§ **Set problem**
Set down the full listing exactly as given. Any pictures are to be left out.
++++ Data excerpts ++++
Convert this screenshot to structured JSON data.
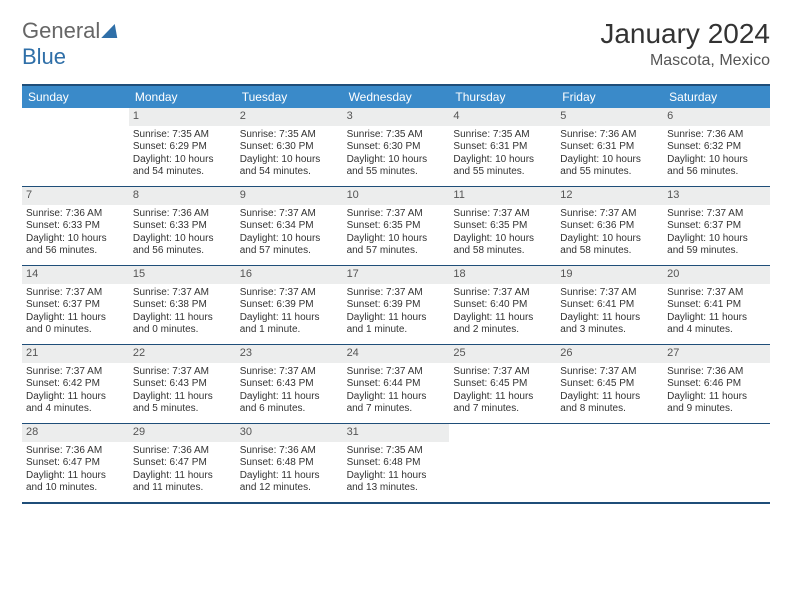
{
  "colors": {
    "brand_blue": "#2f6fa8",
    "header_blue": "#3a8ac9",
    "rule_blue": "#1f4e79",
    "daynum_bg": "#eceded",
    "text": "#333333",
    "muted": "#666666",
    "background": "#ffffff"
  },
  "logo": {
    "part1": "General",
    "part2": "Blue"
  },
  "title": "January 2024",
  "location": "Mascota, Mexico",
  "day_headers": [
    "Sunday",
    "Monday",
    "Tuesday",
    "Wednesday",
    "Thursday",
    "Friday",
    "Saturday"
  ],
  "weeks": [
    [
      {
        "blank": true
      },
      {
        "n": "1",
        "sunrise": "Sunrise: 7:35 AM",
        "sunset": "Sunset: 6:29 PM",
        "day1": "Daylight: 10 hours",
        "day2": "and 54 minutes."
      },
      {
        "n": "2",
        "sunrise": "Sunrise: 7:35 AM",
        "sunset": "Sunset: 6:30 PM",
        "day1": "Daylight: 10 hours",
        "day2": "and 54 minutes."
      },
      {
        "n": "3",
        "sunrise": "Sunrise: 7:35 AM",
        "sunset": "Sunset: 6:30 PM",
        "day1": "Daylight: 10 hours",
        "day2": "and 55 minutes."
      },
      {
        "n": "4",
        "sunrise": "Sunrise: 7:35 AM",
        "sunset": "Sunset: 6:31 PM",
        "day1": "Daylight: 10 hours",
        "day2": "and 55 minutes."
      },
      {
        "n": "5",
        "sunrise": "Sunrise: 7:36 AM",
        "sunset": "Sunset: 6:31 PM",
        "day1": "Daylight: 10 hours",
        "day2": "and 55 minutes."
      },
      {
        "n": "6",
        "sunrise": "Sunrise: 7:36 AM",
        "sunset": "Sunset: 6:32 PM",
        "day1": "Daylight: 10 hours",
        "day2": "and 56 minutes."
      }
    ],
    [
      {
        "n": "7",
        "sunrise": "Sunrise: 7:36 AM",
        "sunset": "Sunset: 6:33 PM",
        "day1": "Daylight: 10 hours",
        "day2": "and 56 minutes."
      },
      {
        "n": "8",
        "sunrise": "Sunrise: 7:36 AM",
        "sunset": "Sunset: 6:33 PM",
        "day1": "Daylight: 10 hours",
        "day2": "and 56 minutes."
      },
      {
        "n": "9",
        "sunrise": "Sunrise: 7:37 AM",
        "sunset": "Sunset: 6:34 PM",
        "day1": "Daylight: 10 hours",
        "day2": "and 57 minutes."
      },
      {
        "n": "10",
        "sunrise": "Sunrise: 7:37 AM",
        "sunset": "Sunset: 6:35 PM",
        "day1": "Daylight: 10 hours",
        "day2": "and 57 minutes."
      },
      {
        "n": "11",
        "sunrise": "Sunrise: 7:37 AM",
        "sunset": "Sunset: 6:35 PM",
        "day1": "Daylight: 10 hours",
        "day2": "and 58 minutes."
      },
      {
        "n": "12",
        "sunrise": "Sunrise: 7:37 AM",
        "sunset": "Sunset: 6:36 PM",
        "day1": "Daylight: 10 hours",
        "day2": "and 58 minutes."
      },
      {
        "n": "13",
        "sunrise": "Sunrise: 7:37 AM",
        "sunset": "Sunset: 6:37 PM",
        "day1": "Daylight: 10 hours",
        "day2": "and 59 minutes."
      }
    ],
    [
      {
        "n": "14",
        "sunrise": "Sunrise: 7:37 AM",
        "sunset": "Sunset: 6:37 PM",
        "day1": "Daylight: 11 hours",
        "day2": "and 0 minutes."
      },
      {
        "n": "15",
        "sunrise": "Sunrise: 7:37 AM",
        "sunset": "Sunset: 6:38 PM",
        "day1": "Daylight: 11 hours",
        "day2": "and 0 minutes."
      },
      {
        "n": "16",
        "sunrise": "Sunrise: 7:37 AM",
        "sunset": "Sunset: 6:39 PM",
        "day1": "Daylight: 11 hours",
        "day2": "and 1 minute."
      },
      {
        "n": "17",
        "sunrise": "Sunrise: 7:37 AM",
        "sunset": "Sunset: 6:39 PM",
        "day1": "Daylight: 11 hours",
        "day2": "and 1 minute."
      },
      {
        "n": "18",
        "sunrise": "Sunrise: 7:37 AM",
        "sunset": "Sunset: 6:40 PM",
        "day1": "Daylight: 11 hours",
        "day2": "and 2 minutes."
      },
      {
        "n": "19",
        "sunrise": "Sunrise: 7:37 AM",
        "sunset": "Sunset: 6:41 PM",
        "day1": "Daylight: 11 hours",
        "day2": "and 3 minutes."
      },
      {
        "n": "20",
        "sunrise": "Sunrise: 7:37 AM",
        "sunset": "Sunset: 6:41 PM",
        "day1": "Daylight: 11 hours",
        "day2": "and 4 minutes."
      }
    ],
    [
      {
        "n": "21",
        "sunrise": "Sunrise: 7:37 AM",
        "sunset": "Sunset: 6:42 PM",
        "day1": "Daylight: 11 hours",
        "day2": "and 4 minutes."
      },
      {
        "n": "22",
        "sunrise": "Sunrise: 7:37 AM",
        "sunset": "Sunset: 6:43 PM",
        "day1": "Daylight: 11 hours",
        "day2": "and 5 minutes."
      },
      {
        "n": "23",
        "sunrise": "Sunrise: 7:37 AM",
        "sunset": "Sunset: 6:43 PM",
        "day1": "Daylight: 11 hours",
        "day2": "and 6 minutes."
      },
      {
        "n": "24",
        "sunrise": "Sunrise: 7:37 AM",
        "sunset": "Sunset: 6:44 PM",
        "day1": "Daylight: 11 hours",
        "day2": "and 7 minutes."
      },
      {
        "n": "25",
        "sunrise": "Sunrise: 7:37 AM",
        "sunset": "Sunset: 6:45 PM",
        "day1": "Daylight: 11 hours",
        "day2": "and 7 minutes."
      },
      {
        "n": "26",
        "sunrise": "Sunrise: 7:37 AM",
        "sunset": "Sunset: 6:45 PM",
        "day1": "Daylight: 11 hours",
        "day2": "and 8 minutes."
      },
      {
        "n": "27",
        "sunrise": "Sunrise: 7:36 AM",
        "sunset": "Sunset: 6:46 PM",
        "day1": "Daylight: 11 hours",
        "day2": "and 9 minutes."
      }
    ],
    [
      {
        "n": "28",
        "sunrise": "Sunrise: 7:36 AM",
        "sunset": "Sunset: 6:47 PM",
        "day1": "Daylight: 11 hours",
        "day2": "and 10 minutes."
      },
      {
        "n": "29",
        "sunrise": "Sunrise: 7:36 AM",
        "sunset": "Sunset: 6:47 PM",
        "day1": "Daylight: 11 hours",
        "day2": "and 11 minutes."
      },
      {
        "n": "30",
        "sunrise": "Sunrise: 7:36 AM",
        "sunset": "Sunset: 6:48 PM",
        "day1": "Daylight: 11 hours",
        "day2": "and 12 minutes."
      },
      {
        "n": "31",
        "sunrise": "Sunrise: 7:35 AM",
        "sunset": "Sunset: 6:48 PM",
        "day1": "Daylight: 11 hours",
        "day2": "and 13 minutes."
      },
      {
        "blank": true
      },
      {
        "blank": true
      },
      {
        "blank": true
      }
    ]
  ]
}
++++
§ **Expected answer**
Convert this screenshot to structured JSON data.
{
  "colors": {
    "brand_blue": "#2f6fa8",
    "header_blue": "#3a8ac9",
    "rule_blue": "#1f4e79",
    "daynum_bg": "#eceded",
    "text": "#333333",
    "muted": "#666666",
    "background": "#ffffff"
  },
  "logo": {
    "part1": "General",
    "part2": "Blue"
  },
  "title": "January 2024",
  "location": "Mascota, Mexico",
  "day_headers": [
    "Sunday",
    "Monday",
    "Tuesday",
    "Wednesday",
    "Thursday",
    "Friday",
    "Saturday"
  ],
  "weeks": [
    [
      {
        "blank": true
      },
      {
        "n": "1",
        "sunrise": "Sunrise: 7:35 AM",
        "sunset": "Sunset: 6:29 PM",
        "day1": "Daylight: 10 hours",
        "day2": "and 54 minutes."
      },
      {
        "n": "2",
        "sunrise": "Sunrise: 7:35 AM",
        "sunset": "Sunset: 6:30 PM",
        "day1": "Daylight: 10 hours",
        "day2": "and 54 minutes."
      },
      {
        "n": "3",
        "sunrise": "Sunrise: 7:35 AM",
        "sunset": "Sunset: 6:30 PM",
        "day1": "Daylight: 10 hours",
        "day2": "and 55 minutes."
      },
      {
        "n": "4",
        "sunrise": "Sunrise: 7:35 AM",
        "sunset": "Sunset: 6:31 PM",
        "day1": "Daylight: 10 hours",
        "day2": "and 55 minutes."
      },
      {
        "n": "5",
        "sunrise": "Sunrise: 7:36 AM",
        "sunset": "Sunset: 6:31 PM",
        "day1": "Daylight: 10 hours",
        "day2": "and 55 minutes."
      },
      {
        "n": "6",
        "sunrise": "Sunrise: 7:36 AM",
        "sunset": "Sunset: 6:32 PM",
        "day1": "Daylight: 10 hours",
        "day2": "and 56 minutes."
      }
    ],
    [
      {
        "n": "7",
        "sunrise": "Sunrise: 7:36 AM",
        "sunset": "Sunset: 6:33 PM",
        "day1": "Daylight: 10 hours",
        "day2": "and 56 minutes."
      },
      {
        "n": "8",
        "sunrise": "Sunrise: 7:36 AM",
        "sunset": "Sunset: 6:33 PM",
        "day1": "Daylight: 10 hours",
        "day2": "and 56 minutes."
      },
      {
        "n": "9",
        "sunrise": "Sunrise: 7:37 AM",
        "sunset": "Sunset: 6:34 PM",
        "day1": "Daylight: 10 hours",
        "day2": "and 57 minutes."
      },
      {
        "n": "10",
        "sunrise": "Sunrise: 7:37 AM",
        "sunset": "Sunset: 6:35 PM",
        "day1": "Daylight: 10 hours",
        "day2": "and 57 minutes."
      },
      {
        "n": "11",
        "sunrise": "Sunrise: 7:37 AM",
        "sunset": "Sunset: 6:35 PM",
        "day1": "Daylight: 10 hours",
        "day2": "and 58 minutes."
      },
      {
        "n": "12",
        "sunrise": "Sunrise: 7:37 AM",
        "sunset": "Sunset: 6:36 PM",
        "day1": "Daylight: 10 hours",
        "day2": "and 58 minutes."
      },
      {
        "n": "13",
        "sunrise": "Sunrise: 7:37 AM",
        "sunset": "Sunset: 6:37 PM",
        "day1": "Daylight: 10 hours",
        "day2": "and 59 minutes."
      }
    ],
    [
      {
        "n": "14",
        "sunrise": "Sunrise: 7:37 AM",
        "sunset": "Sunset: 6:37 PM",
        "day1": "Daylight: 11 hours",
        "day2": "and 0 minutes."
      },
      {
        "n": "15",
        "sunrise": "Sunrise: 7:37 AM",
        "sunset": "Sunset: 6:38 PM",
        "day1": "Daylight: 11 hours",
        "day2": "and 0 minutes."
      },
      {
        "n": "16",
        "sunrise": "Sunrise: 7:37 AM",
        "sunset": "Sunset: 6:39 PM",
        "day1": "Daylight: 11 hours",
        "day2": "and 1 minute."
      },
      {
        "n": "17",
        "sunrise": "Sunrise: 7:37 AM",
        "sunset": "Sunset: 6:39 PM",
        "day1": "Daylight: 11 hours",
        "day2": "and 1 minute."
      },
      {
        "n": "18",
        "sunrise": "Sunrise: 7:37 AM",
        "sunset": "Sunset: 6:40 PM",
        "day1": "Daylight: 11 hours",
        "day2": "and 2 minutes."
      },
      {
        "n": "19",
        "sunrise": "Sunrise: 7:37 AM",
        "sunset": "Sunset: 6:41 PM",
        "day1": "Daylight: 11 hours",
        "day2": "and 3 minutes."
      },
      {
        "n": "20",
        "sunrise": "Sunrise: 7:37 AM",
        "sunset": "Sunset: 6:41 PM",
        "day1": "Daylight: 11 hours",
        "day2": "and 4 minutes."
      }
    ],
    [
      {
        "n": "21",
        "sunrise": "Sunrise: 7:37 AM",
        "sunset": "Sunset: 6:42 PM",
        "day1": "Daylight: 11 hours",
        "day2": "and 4 minutes."
      },
      {
        "n": "22",
        "sunrise": "Sunrise: 7:37 AM",
        "sunset": "Sunset: 6:43 PM",
        "day1": "Daylight: 11 hours",
        "day2": "and 5 minutes."
      },
      {
        "n": "23",
        "sunrise": "Sunrise: 7:37 AM",
        "sunset": "Sunset: 6:43 PM",
        "day1": "Daylight: 11 hours",
        "day2": "and 6 minutes."
      },
      {
        "n": "24",
        "sunrise": "Sunrise: 7:37 AM",
        "sunset": "Sunset: 6:44 PM",
        "day1": "Daylight: 11 hours",
        "day2": "and 7 minutes."
      },
      {
        "n": "25",
        "sunrise": "Sunrise: 7:37 AM",
        "sunset": "Sunset: 6:45 PM",
        "day1": "Daylight: 11 hours",
        "day2": "and 7 minutes."
      },
      {
        "n": "26",
        "sunrise": "Sunrise: 7:37 AM",
        "sunset": "Sunset: 6:45 PM",
        "day1": "Daylight: 11 hours",
        "day2": "and 8 minutes."
      },
      {
        "n": "27",
        "sunrise": "Sunrise: 7:36 AM",
        "sunset": "Sunset: 6:46 PM",
        "day1": "Daylight: 11 hours",
        "day2": "and 9 minutes."
      }
    ],
    [
      {
        "n": "28",
        "sunrise": "Sunrise: 7:36 AM",
        "sunset": "Sunset: 6:47 PM",
        "day1": "Daylight: 11 hours",
        "day2": "and 10 minutes."
      },
      {
        "n": "29",
        "sunrise": "Sunrise: 7:36 AM",
        "sunset": "Sunset: 6:47 PM",
        "day1": "Daylight: 11 hours",
        "day2": "and 11 minutes."
      },
      {
        "n": "30",
        "sunrise": "Sunrise: 7:36 AM",
        "sunset": "Sunset: 6:48 PM",
        "day1": "Daylight: 11 hours",
        "day2": "and 12 minutes."
      },
      {
        "n": "31",
        "sunrise": "Sunrise: 7:35 AM",
        "sunset": "Sunset: 6:48 PM",
        "day1": "Daylight: 11 hours",
        "day2": "and 13 minutes."
      },
      {
        "blank": true
      },
      {
        "blank": true
      },
      {
        "blank": true
      }
    ]
  ]
}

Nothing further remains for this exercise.